THE EXERCISE:
Quote all entries in full, exactly.

DATASET RECORDS:
· · · ·
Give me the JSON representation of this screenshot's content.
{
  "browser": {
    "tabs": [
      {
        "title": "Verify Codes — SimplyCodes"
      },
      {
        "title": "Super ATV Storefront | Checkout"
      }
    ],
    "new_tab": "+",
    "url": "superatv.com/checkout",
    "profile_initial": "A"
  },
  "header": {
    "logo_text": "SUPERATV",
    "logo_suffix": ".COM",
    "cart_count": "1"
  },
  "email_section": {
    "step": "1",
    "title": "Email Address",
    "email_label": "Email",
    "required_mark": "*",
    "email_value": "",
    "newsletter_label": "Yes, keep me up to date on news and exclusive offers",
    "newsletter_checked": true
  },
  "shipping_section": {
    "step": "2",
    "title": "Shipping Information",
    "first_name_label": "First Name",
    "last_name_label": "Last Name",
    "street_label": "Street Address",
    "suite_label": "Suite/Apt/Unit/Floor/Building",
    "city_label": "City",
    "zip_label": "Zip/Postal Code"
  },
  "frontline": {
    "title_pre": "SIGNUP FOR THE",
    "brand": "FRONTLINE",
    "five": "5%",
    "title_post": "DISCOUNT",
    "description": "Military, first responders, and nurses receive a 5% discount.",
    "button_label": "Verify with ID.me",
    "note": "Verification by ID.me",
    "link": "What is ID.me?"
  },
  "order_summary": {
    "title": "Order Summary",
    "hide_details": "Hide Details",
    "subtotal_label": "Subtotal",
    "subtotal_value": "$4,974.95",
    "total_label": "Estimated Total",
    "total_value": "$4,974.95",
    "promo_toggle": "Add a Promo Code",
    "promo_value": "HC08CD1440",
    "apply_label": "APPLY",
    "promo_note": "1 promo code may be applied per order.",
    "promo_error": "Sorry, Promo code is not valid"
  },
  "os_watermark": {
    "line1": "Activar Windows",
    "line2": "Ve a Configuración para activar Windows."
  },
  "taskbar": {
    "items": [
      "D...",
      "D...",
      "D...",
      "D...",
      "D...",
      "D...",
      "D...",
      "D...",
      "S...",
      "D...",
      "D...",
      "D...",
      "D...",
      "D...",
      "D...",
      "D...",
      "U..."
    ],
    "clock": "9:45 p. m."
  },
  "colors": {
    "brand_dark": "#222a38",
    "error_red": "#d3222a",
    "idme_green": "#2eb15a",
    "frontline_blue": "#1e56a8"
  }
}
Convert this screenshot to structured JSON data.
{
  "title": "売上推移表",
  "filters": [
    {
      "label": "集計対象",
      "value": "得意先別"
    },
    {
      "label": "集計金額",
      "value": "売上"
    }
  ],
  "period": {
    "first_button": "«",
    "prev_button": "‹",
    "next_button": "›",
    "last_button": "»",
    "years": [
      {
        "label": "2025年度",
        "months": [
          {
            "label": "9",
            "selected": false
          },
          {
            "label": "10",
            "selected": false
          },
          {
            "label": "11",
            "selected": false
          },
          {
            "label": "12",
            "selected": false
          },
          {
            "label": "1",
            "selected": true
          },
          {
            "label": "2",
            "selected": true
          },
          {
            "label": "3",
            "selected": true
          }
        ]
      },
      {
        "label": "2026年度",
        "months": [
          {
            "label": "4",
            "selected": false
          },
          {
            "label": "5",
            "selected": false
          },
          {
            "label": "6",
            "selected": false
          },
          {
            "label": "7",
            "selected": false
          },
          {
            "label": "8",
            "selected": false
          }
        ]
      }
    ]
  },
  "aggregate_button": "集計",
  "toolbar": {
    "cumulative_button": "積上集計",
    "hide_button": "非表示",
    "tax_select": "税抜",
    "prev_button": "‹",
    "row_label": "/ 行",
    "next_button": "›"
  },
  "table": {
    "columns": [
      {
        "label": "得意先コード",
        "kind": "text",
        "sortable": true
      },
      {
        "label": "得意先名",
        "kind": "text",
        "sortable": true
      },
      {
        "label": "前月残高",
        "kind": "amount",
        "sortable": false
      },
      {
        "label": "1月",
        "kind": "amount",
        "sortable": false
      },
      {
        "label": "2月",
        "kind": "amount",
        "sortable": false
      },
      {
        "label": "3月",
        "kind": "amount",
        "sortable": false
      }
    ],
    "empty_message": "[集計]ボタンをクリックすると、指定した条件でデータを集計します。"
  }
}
· · · ·
THE OUTPUT:
Give me the JSON representation of this screenshot's content.
{
  "browser": {
    "tabs": [
      {
        "title": "Verify Codes — SimplyCodes"
      },
      {
        "title": "Super ATV Storefront | Checkout"
      }
    ],
    "new_tab": "+",
    "url": "superatv.com/checkout",
    "profile_initial": "A"
  },
  "header": {
    "logo_text": "SUPERATV",
    "logo_suffix": ".COM",
    "cart_count": "1"
  },
  "email_section": {
    "step": "1",
    "title": "Email Address",
    "email_label": "Email",
    "required_mark": "*",
    "email_value": "",
    "newsletter_label": "Yes, keep me up to date on news and exclusive offers",
    "newsletter_checked": true
  },
  "shipping_section": {
    "step": "2",
    "title": "Shipping Information",
    "first_name_label": "First Name",
    "last_name_label": "Last Name",
    "street_label": "Street Address",
    "suite_label": "Suite/Apt/Unit/Floor/Building",
    "city_label": "City",
    "zip_label": "Zip/Postal Code"
  },
  "frontline": {
    "title_pre": "SIGNUP FOR THE",
    "brand": "FRONTLINE",
    "five": "5%",
    "title_post": "DISCOUNT",
    "description": "Military, first responders, and nurses receive a 5% discount.",
    "button_label": "Verify with ID.me",
    "note": "Verification by ID.me",
    "link": "What is ID.me?"
  },
  "order_summary": {
    "title": "Order Summary",
    "hide_details": "Hide Details",
    "subtotal_label": "Subtotal",
    "subtotal_value": "$4,974.95",
    "total_label": "Estimated Total",
    "total_value": "$4,974.95",
    "promo_toggle": "Add a Promo Code",
    "promo_value": "HC08CD1440",
    "apply_label": "APPLY",
    "promo_note": "1 promo code may be applied per order.",
    "promo_error": "Sorry, Promo code is not valid"
  },
  "os_watermark": {
    "line1": "Activar Windows",
    "line2": "Ve a Configuración para activar Windows."
  },
  "taskbar": {
    "items": [
      "D...",
      "D...",
      "D...",
      "D...",
      "D...",
      "D...",
      "D...",
      "D...",
      "S...",
      "D...",
      "D...",
      "D...",
      "D...",
      "D...",
      "D...",
      "D...",
      "U..."
    ],
    "clock": "9:45 p. m."
  },
  "colors": {
    "brand_dark": "#222a38",
    "error_red": "#d3222a",
    "idme_green": "#2eb15a",
    "frontline_blue": "#1e56a8"
  }
}
Convert this screenshot to structured JSON data.
{
  "title": "売上推移表",
  "filters": [
    {
      "label": "集計対象",
      "value": "得意先別"
    },
    {
      "label": "集計金額",
      "value": "売上"
    }
  ],
  "period": {
    "first_button": "«",
    "prev_button": "‹",
    "next_button": "›",
    "last_button": "»",
    "years": [
      {
        "label": "2025年度",
        "months": [
          {
            "label": "9",
            "selected": false
          },
          {
            "label": "10",
            "selected": false
          },
          {
            "label": "11",
            "selected": false
          },
          {
            "label": "12",
            "selected": false
          },
          {
            "label": "1",
            "selected": true
          },
          {
            "label": "2",
            "selected": true
          },
          {
            "label": "3",
            "selected": true
          }
        ]
      },
      {
        "label": "2026年度",
        "months": [
          {
            "label": "4",
            "selected": false
          },
          {
            "label": "5",
            "selected": false
          },
          {
            "label": "6",
            "selected": false
          },
          {
            "label": "7",
            "selected": false
          },
          {
            "label": "8",
            "selected": false
          }
        ]
      }
    ]
  },
  "aggregate_button": "集計",
  "toolbar": {
    "cumulative_button": "積上集計",
    "hide_button": "非表示",
    "tax_select": "税抜",
    "prev_button": "‹",
    "row_label": "/ 行",
    "next_button": "›"
  },
  "table": {
    "columns": [
      {
        "label": "得意先コード",
        "kind": "text",
        "sortable": true
      },
      {
        "label": "得意先名",
        "kind": "text",
        "sortable": true
      },
      {
        "label": "前月残高",
        "kind": "amount",
        "sortable": false
      },
      {
        "label": "1月",
        "kind": "amount",
        "sortable": false
      },
      {
        "label": "2月",
        "kind": "amount",
        "sortable": false
      },
      {
        "label": "3月",
        "kind": "amount",
        "sortable": false
      }
    ],
    "empty_message": "[集計]ボタンをクリックすると、指定した条件でデータを集計します。"
  }
}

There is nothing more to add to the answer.